[DATASET EXCERPTS]
- - -
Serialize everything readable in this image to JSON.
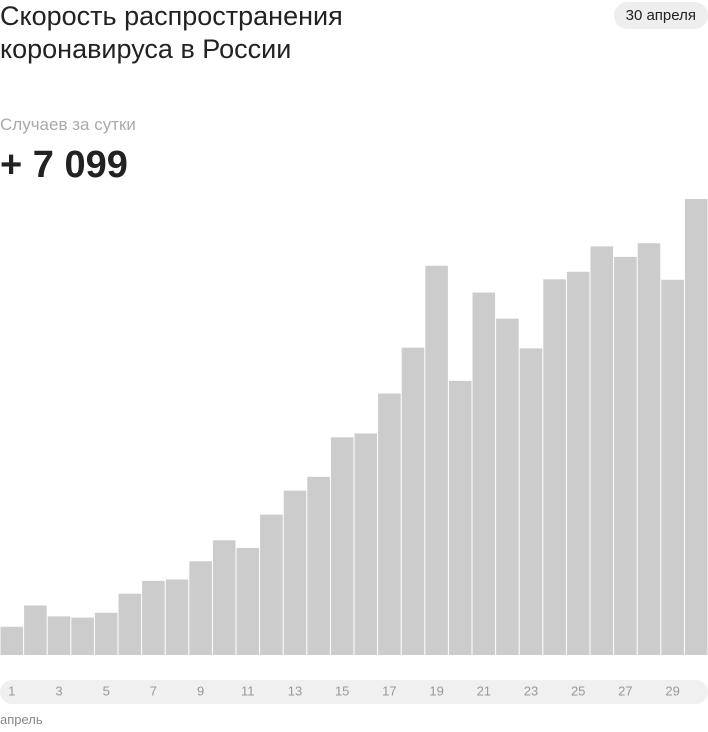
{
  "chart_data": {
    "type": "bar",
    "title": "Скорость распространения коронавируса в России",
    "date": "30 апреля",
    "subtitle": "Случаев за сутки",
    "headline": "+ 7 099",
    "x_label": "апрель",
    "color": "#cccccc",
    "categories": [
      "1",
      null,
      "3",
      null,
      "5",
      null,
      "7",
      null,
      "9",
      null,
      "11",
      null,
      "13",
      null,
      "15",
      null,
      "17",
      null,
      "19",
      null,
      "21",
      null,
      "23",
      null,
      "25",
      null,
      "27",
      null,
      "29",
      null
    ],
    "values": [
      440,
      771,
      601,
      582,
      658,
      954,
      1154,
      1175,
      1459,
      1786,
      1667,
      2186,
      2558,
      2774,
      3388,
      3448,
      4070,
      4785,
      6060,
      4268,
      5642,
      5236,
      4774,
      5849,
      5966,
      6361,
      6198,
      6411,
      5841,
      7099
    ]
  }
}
- - -
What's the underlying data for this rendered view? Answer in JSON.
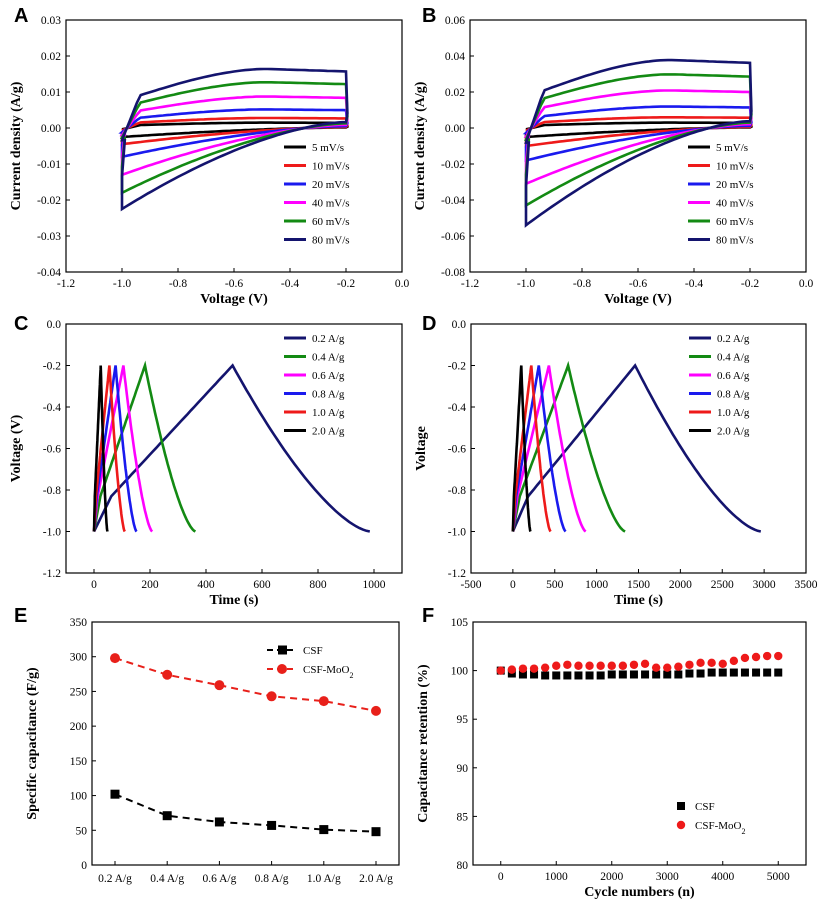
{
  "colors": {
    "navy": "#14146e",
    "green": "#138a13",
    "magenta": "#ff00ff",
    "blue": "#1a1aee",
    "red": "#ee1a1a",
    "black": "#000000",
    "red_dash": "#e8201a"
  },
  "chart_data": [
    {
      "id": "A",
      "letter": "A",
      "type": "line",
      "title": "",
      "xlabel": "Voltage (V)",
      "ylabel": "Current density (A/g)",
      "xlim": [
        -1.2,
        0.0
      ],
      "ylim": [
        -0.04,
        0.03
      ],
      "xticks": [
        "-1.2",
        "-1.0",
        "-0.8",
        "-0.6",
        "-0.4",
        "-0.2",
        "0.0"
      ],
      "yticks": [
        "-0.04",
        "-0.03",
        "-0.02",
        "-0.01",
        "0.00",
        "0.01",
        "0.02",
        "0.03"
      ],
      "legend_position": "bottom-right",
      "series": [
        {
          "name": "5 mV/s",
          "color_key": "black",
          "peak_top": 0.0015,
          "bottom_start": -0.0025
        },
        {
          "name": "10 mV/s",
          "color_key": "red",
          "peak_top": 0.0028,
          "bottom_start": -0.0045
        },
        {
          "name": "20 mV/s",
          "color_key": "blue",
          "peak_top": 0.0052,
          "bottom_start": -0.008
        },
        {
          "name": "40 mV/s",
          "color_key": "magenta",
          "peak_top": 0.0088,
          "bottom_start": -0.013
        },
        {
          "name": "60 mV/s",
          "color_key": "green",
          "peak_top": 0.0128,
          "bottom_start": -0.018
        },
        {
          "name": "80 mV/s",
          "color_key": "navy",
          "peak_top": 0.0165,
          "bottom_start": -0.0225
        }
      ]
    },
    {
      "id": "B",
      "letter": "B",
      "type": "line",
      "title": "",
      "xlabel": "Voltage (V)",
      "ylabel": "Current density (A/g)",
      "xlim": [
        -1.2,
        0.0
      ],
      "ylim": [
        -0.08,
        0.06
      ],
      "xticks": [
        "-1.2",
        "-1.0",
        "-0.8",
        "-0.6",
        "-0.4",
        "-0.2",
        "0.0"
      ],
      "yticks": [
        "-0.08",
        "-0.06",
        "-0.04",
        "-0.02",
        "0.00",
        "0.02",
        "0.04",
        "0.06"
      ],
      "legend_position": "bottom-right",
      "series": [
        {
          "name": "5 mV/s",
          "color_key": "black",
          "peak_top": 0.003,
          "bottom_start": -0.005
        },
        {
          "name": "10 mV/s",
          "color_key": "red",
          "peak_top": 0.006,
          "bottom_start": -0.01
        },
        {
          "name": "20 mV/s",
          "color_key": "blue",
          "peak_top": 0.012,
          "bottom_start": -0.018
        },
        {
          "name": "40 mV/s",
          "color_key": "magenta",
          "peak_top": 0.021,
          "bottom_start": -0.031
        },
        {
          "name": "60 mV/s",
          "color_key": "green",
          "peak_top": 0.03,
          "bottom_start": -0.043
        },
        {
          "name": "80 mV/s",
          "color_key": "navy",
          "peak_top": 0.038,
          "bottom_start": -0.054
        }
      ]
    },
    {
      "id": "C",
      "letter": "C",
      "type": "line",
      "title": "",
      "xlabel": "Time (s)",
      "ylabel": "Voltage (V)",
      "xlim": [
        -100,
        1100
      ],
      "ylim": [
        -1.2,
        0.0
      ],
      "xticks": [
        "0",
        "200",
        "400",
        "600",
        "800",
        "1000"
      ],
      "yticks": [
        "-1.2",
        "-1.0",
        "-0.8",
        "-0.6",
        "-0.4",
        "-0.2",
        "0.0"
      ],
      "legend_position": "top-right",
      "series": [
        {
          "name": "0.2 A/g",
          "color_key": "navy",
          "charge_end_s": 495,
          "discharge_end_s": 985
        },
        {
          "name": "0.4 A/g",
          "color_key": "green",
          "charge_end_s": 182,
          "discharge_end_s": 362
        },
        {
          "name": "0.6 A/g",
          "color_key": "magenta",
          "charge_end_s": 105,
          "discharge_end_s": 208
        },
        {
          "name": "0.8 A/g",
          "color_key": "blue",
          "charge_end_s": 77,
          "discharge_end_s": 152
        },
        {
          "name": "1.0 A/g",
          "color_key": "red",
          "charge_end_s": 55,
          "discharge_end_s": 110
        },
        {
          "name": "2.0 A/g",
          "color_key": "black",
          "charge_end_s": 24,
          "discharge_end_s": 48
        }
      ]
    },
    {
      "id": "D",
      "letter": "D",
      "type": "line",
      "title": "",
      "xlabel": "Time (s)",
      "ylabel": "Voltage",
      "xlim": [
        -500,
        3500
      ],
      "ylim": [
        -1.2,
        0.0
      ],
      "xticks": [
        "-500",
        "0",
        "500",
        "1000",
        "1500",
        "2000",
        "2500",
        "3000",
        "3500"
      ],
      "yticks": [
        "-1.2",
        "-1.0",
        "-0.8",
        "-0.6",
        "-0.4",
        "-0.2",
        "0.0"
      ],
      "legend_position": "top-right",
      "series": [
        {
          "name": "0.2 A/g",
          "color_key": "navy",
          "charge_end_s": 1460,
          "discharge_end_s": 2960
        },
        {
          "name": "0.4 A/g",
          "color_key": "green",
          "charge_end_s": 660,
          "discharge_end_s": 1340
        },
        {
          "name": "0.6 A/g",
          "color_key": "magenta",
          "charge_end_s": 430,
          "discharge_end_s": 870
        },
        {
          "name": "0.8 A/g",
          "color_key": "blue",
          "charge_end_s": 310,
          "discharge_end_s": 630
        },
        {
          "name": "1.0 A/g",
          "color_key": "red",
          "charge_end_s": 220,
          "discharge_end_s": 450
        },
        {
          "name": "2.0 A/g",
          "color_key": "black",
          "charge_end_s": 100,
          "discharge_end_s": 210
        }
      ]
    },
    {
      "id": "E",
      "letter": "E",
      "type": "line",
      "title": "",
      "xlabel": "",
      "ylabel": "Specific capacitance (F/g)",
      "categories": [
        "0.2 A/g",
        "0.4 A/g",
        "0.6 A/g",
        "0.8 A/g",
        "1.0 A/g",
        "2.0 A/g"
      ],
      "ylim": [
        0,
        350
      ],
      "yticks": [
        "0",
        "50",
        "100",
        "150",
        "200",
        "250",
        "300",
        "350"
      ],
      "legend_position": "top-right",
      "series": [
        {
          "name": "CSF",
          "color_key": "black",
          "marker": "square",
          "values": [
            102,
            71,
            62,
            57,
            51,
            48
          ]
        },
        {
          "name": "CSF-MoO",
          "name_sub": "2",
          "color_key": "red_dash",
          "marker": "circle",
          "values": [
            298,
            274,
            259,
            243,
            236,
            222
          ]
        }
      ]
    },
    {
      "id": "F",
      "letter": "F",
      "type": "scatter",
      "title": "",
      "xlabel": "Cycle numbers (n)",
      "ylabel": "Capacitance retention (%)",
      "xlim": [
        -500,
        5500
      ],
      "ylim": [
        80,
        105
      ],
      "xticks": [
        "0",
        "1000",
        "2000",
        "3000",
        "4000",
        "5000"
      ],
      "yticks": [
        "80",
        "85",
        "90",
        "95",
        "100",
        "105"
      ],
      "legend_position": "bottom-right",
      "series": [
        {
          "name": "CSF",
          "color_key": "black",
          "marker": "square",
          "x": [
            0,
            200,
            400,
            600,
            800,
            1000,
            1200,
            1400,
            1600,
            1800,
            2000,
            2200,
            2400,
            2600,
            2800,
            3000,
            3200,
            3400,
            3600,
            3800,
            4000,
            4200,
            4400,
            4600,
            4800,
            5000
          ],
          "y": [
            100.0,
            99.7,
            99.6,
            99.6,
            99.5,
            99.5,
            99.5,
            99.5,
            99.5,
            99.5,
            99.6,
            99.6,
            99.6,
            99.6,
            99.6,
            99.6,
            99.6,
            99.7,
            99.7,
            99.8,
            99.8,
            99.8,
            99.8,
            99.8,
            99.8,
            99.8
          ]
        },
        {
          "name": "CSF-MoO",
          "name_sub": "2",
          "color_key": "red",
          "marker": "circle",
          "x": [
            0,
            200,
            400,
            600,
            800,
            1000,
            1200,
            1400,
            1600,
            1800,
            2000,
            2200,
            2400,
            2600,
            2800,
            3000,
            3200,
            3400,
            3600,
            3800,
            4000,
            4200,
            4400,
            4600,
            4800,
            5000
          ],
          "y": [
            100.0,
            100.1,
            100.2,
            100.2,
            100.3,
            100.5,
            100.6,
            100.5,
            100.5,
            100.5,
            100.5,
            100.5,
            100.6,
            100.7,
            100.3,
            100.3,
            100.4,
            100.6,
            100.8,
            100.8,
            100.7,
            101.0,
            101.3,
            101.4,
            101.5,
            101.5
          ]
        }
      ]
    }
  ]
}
- - -
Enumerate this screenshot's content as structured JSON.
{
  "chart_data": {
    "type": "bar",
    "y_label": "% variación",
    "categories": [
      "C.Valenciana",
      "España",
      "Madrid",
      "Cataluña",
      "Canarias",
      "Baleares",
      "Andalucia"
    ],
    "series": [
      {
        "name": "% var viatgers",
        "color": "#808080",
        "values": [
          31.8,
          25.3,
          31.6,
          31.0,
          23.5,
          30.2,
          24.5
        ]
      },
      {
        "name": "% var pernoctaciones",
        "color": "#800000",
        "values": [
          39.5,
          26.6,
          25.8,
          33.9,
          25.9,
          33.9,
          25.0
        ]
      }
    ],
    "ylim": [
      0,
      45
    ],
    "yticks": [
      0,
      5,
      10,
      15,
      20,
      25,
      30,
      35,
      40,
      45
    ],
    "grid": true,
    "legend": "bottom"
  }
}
- - -
[AIM OF THE TASK] On how many lines does the word "JSON" appear? Answer with only the number.

[TASK SOLUTION] 3